=== EXTRACTED ENTRIES ===

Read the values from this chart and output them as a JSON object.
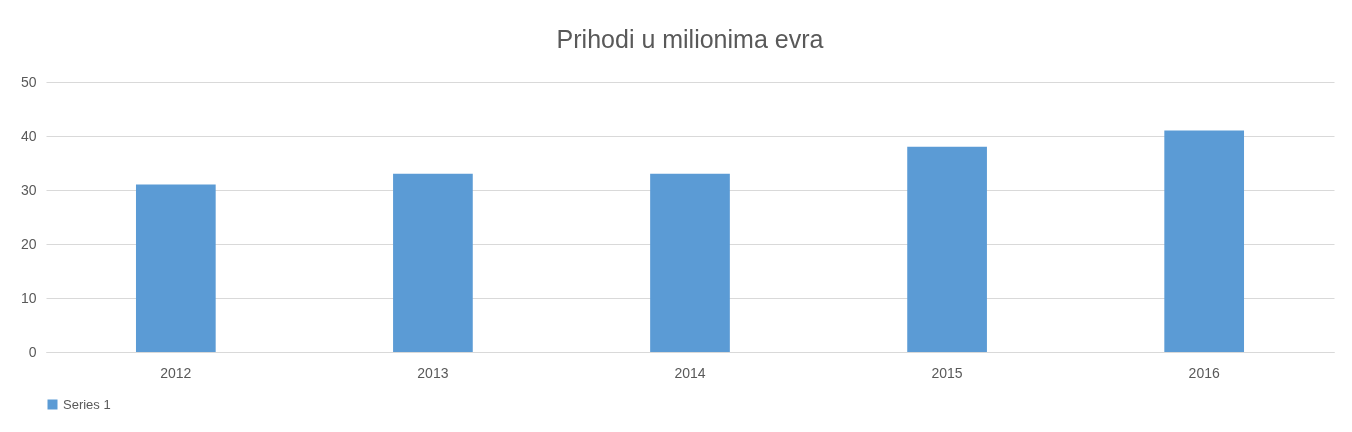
{
  "chart_data": {
    "type": "bar",
    "title": "Prihodi u milionima evra",
    "categories": [
      "2012",
      "2013",
      "2014",
      "2015",
      "2016"
    ],
    "series": [
      {
        "name": "Series 1",
        "color": "#5b9bd5",
        "values": [
          31,
          33,
          33,
          38,
          41
        ]
      }
    ],
    "ylim": [
      0,
      50
    ],
    "yticks": [
      0,
      10,
      20,
      30,
      40,
      50
    ],
    "grid": "y",
    "legend": "bottom"
  }
}
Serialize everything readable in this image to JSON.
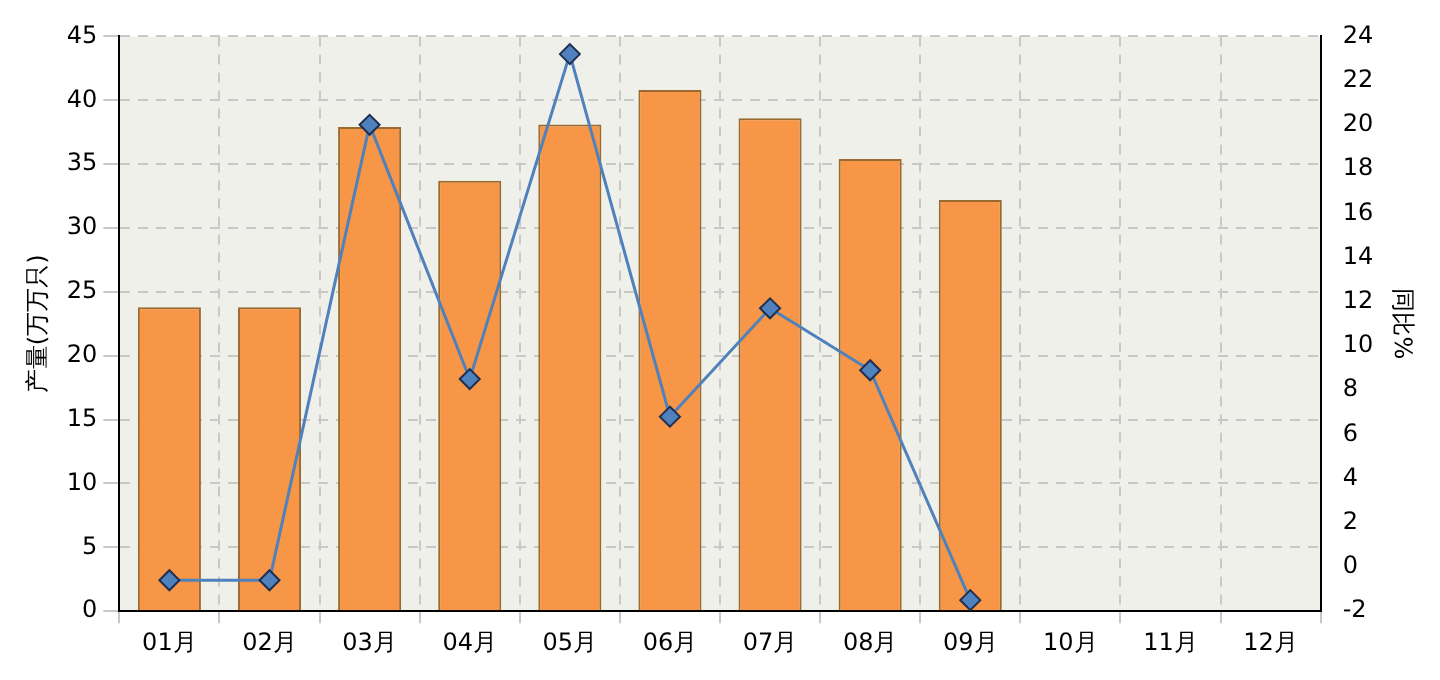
{
  "chart_data": {
    "type": "bar",
    "categories": [
      "01月",
      "02月",
      "03月",
      "04月",
      "05月",
      "06月",
      "07月",
      "08月",
      "09月",
      "10月",
      "11月",
      "12月"
    ],
    "ylabel": "产量(万万只)",
    "y2label": "同比%",
    "ylim": [
      0,
      45
    ],
    "yticks": [
      0,
      5,
      10,
      15,
      20,
      25,
      30,
      35,
      40,
      45
    ],
    "y2lim": [
      -2,
      24
    ],
    "y2ticks": [
      -2,
      0,
      2,
      4,
      6,
      8,
      10,
      12,
      14,
      16,
      18,
      20,
      22,
      24
    ],
    "grid": true,
    "legend": false,
    "marker": "diamond",
    "series": [
      {
        "color": "#f79646",
        "values": [
          23.8,
          23.8,
          37.9,
          33.7,
          38.1,
          40.8,
          38.6,
          35.4,
          32.2,
          null,
          null,
          null
        ]
      },
      {
        "type": "line",
        "axis": "y2",
        "color": "#4f81bd",
        "values": [
          -0.6,
          -0.6,
          20.0,
          8.5,
          23.2,
          6.8,
          11.7,
          8.9,
          -1.5,
          null,
          null,
          null
        ]
      }
    ]
  }
}
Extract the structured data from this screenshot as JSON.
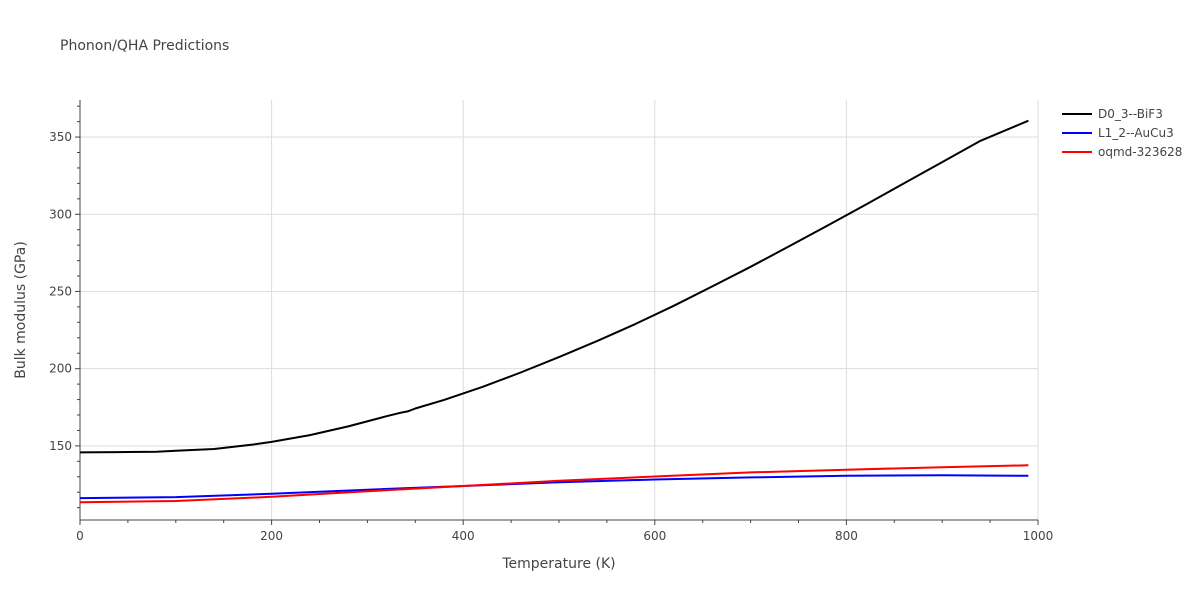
{
  "chart_data": {
    "type": "line",
    "title": "Phonon/QHA Predictions",
    "xlabel": "Temperature (K)",
    "ylabel": "Bulk modulus (GPa)",
    "xlim": [
      0,
      1000
    ],
    "ylim": [
      102,
      374
    ],
    "x_ticks": [
      0,
      200,
      400,
      600,
      800,
      1000
    ],
    "y_ticks": [
      150,
      200,
      250,
      300,
      350
    ],
    "grid": true,
    "legend_position": "top-right",
    "series": [
      {
        "name": "D0_3--BiF3",
        "color": "#000000",
        "points": [
          [
            0,
            145.8
          ],
          [
            40,
            146.0
          ],
          [
            80,
            146.2
          ],
          [
            100,
            146.8
          ],
          [
            140,
            148.0
          ],
          [
            180,
            150.8
          ],
          [
            200,
            152.6
          ],
          [
            240,
            157.0
          ],
          [
            280,
            162.6
          ],
          [
            320,
            169.2
          ],
          [
            335,
            171.5
          ],
          [
            342,
            172.3
          ],
          [
            350,
            174.2
          ],
          [
            380,
            179.8
          ],
          [
            420,
            188.2
          ],
          [
            460,
            197.5
          ],
          [
            500,
            207.5
          ],
          [
            540,
            218.0
          ],
          [
            580,
            229.0
          ],
          [
            620,
            240.8
          ],
          [
            660,
            253.3
          ],
          [
            700,
            266.0
          ],
          [
            740,
            279.2
          ],
          [
            780,
            292.6
          ],
          [
            820,
            306.2
          ],
          [
            860,
            320.0
          ],
          [
            900,
            333.8
          ],
          [
            940,
            347.6
          ],
          [
            990,
            360.6
          ]
        ]
      },
      {
        "name": "L1_2--AuCu3",
        "color": "#0000ff",
        "points": [
          [
            0,
            116.2
          ],
          [
            100,
            116.8
          ],
          [
            200,
            119.0
          ],
          [
            300,
            121.6
          ],
          [
            400,
            124.0
          ],
          [
            500,
            126.4
          ],
          [
            600,
            128.2
          ],
          [
            700,
            129.6
          ],
          [
            800,
            130.6
          ],
          [
            900,
            131.0
          ],
          [
            990,
            130.6
          ]
        ]
      },
      {
        "name": "oqmd-323628",
        "color": "#ff0000",
        "points": [
          [
            0,
            113.5
          ],
          [
            100,
            114.3
          ],
          [
            200,
            117.0
          ],
          [
            300,
            120.6
          ],
          [
            400,
            124.0
          ],
          [
            500,
            127.4
          ],
          [
            600,
            130.2
          ],
          [
            700,
            132.8
          ],
          [
            800,
            134.6
          ],
          [
            900,
            136.2
          ],
          [
            990,
            137.4
          ]
        ]
      }
    ]
  }
}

===

== TO DO ==
Make an exact copy of every entry above, minus the images.

== WRITTEN ANSWER ==
Read the values from this chart and output them as a JSON object.
{
  "chart_data": {
    "type": "bar",
    "title": "Prihodi u milionima evra",
    "categories": [
      "2012",
      "2013",
      "2014",
      "2015",
      "2016"
    ],
    "series": [
      {
        "name": "Series 1",
        "color": "#5b9bd5",
        "values": [
          31,
          33,
          33,
          38,
          41
        ]
      }
    ],
    "ylim": [
      0,
      50
    ],
    "yticks": [
      0,
      10,
      20,
      30,
      40,
      50
    ],
    "grid": "y",
    "legend": "bottom"
  }
}
Serialize everything readable in this image to JSON.
{
  "chart_data": {
    "type": "bar",
    "categories": [
      "01月",
      "02月",
      "03月",
      "04月",
      "05月",
      "06月",
      "07月",
      "08月",
      "09月",
      "10月",
      "11月",
      "12月"
    ],
    "ylabel": "产量(万万只)",
    "y2label": "同比%",
    "ylim": [
      0,
      45
    ],
    "yticks": [
      0,
      5,
      10,
      15,
      20,
      25,
      30,
      35,
      40,
      45
    ],
    "y2lim": [
      -2,
      24
    ],
    "y2ticks": [
      -2,
      0,
      2,
      4,
      6,
      8,
      10,
      12,
      14,
      16,
      18,
      20,
      22,
      24
    ],
    "grid": true,
    "legend": false,
    "marker": "diamond",
    "series": [
      {
        "color": "#f79646",
        "values": [
          23.8,
          23.8,
          37.9,
          33.7,
          38.1,
          40.8,
          38.6,
          35.4,
          32.2,
          null,
          null,
          null
        ]
      },
      {
        "type": "line",
        "axis": "y2",
        "color": "#4f81bd",
        "values": [
          -0.6,
          -0.6,
          20.0,
          8.5,
          23.2,
          6.8,
          11.7,
          8.9,
          -1.5,
          null,
          null,
          null
        ]
      }
    ]
  }
}
Extract the structured data from this screenshot as JSON.
{
  "chart_data": {
    "type": "line",
    "title": "Phonon/QHA Predictions",
    "xlabel": "Temperature (K)",
    "ylabel": "Bulk modulus (GPa)",
    "xlim": [
      0,
      1000
    ],
    "ylim": [
      102,
      374
    ],
    "x_ticks": [
      0,
      200,
      400,
      600,
      800,
      1000
    ],
    "y_ticks": [
      150,
      200,
      250,
      300,
      350
    ],
    "grid": true,
    "legend_position": "top-right",
    "series": [
      {
        "name": "D0_3--BiF3",
        "color": "#000000",
        "points": [
          [
            0,
            145.8
          ],
          [
            40,
            146.0
          ],
          [
            80,
            146.2
          ],
          [
            100,
            146.8
          ],
          [
            140,
            148.0
          ],
          [
            180,
            150.8
          ],
          [
            200,
            152.6
          ],
          [
            240,
            157.0
          ],
          [
            280,
            162.6
          ],
          [
            320,
            169.2
          ],
          [
            335,
            171.5
          ],
          [
            342,
            172.3
          ],
          [
            350,
            174.2
          ],
          [
            380,
            179.8
          ],
          [
            420,
            188.2
          ],
          [
            460,
            197.5
          ],
          [
            500,
            207.5
          ],
          [
            540,
            218.0
          ],
          [
            580,
            229.0
          ],
          [
            620,
            240.8
          ],
          [
            660,
            253.3
          ],
          [
            700,
            266.0
          ],
          [
            740,
            279.2
          ],
          [
            780,
            292.6
          ],
          [
            820,
            306.2
          ],
          [
            860,
            320.0
          ],
          [
            900,
            333.8
          ],
          [
            940,
            347.6
          ],
          [
            990,
            360.6
          ]
        ]
      },
      {
        "name": "L1_2--AuCu3",
        "color": "#0000ff",
        "points": [
          [
            0,
            116.2
          ],
          [
            100,
            116.8
          ],
          [
            200,
            119.0
          ],
          [
            300,
            121.6
          ],
          [
            400,
            124.0
          ],
          [
            500,
            126.4
          ],
          [
            600,
            128.2
          ],
          [
            700,
            129.6
          ],
          [
            800,
            130.6
          ],
          [
            900,
            131.0
          ],
          [
            990,
            130.6
          ]
        ]
      },
      {
        "name": "oqmd-323628",
        "color": "#ff0000",
        "points": [
          [
            0,
            113.5
          ],
          [
            100,
            114.3
          ],
          [
            200,
            117.0
          ],
          [
            300,
            120.6
          ],
          [
            400,
            124.0
          ],
          [
            500,
            127.4
          ],
          [
            600,
            130.2
          ],
          [
            700,
            132.8
          ],
          [
            800,
            134.6
          ],
          [
            900,
            136.2
          ],
          [
            990,
            137.4
          ]
        ]
      }
    ]
  }
}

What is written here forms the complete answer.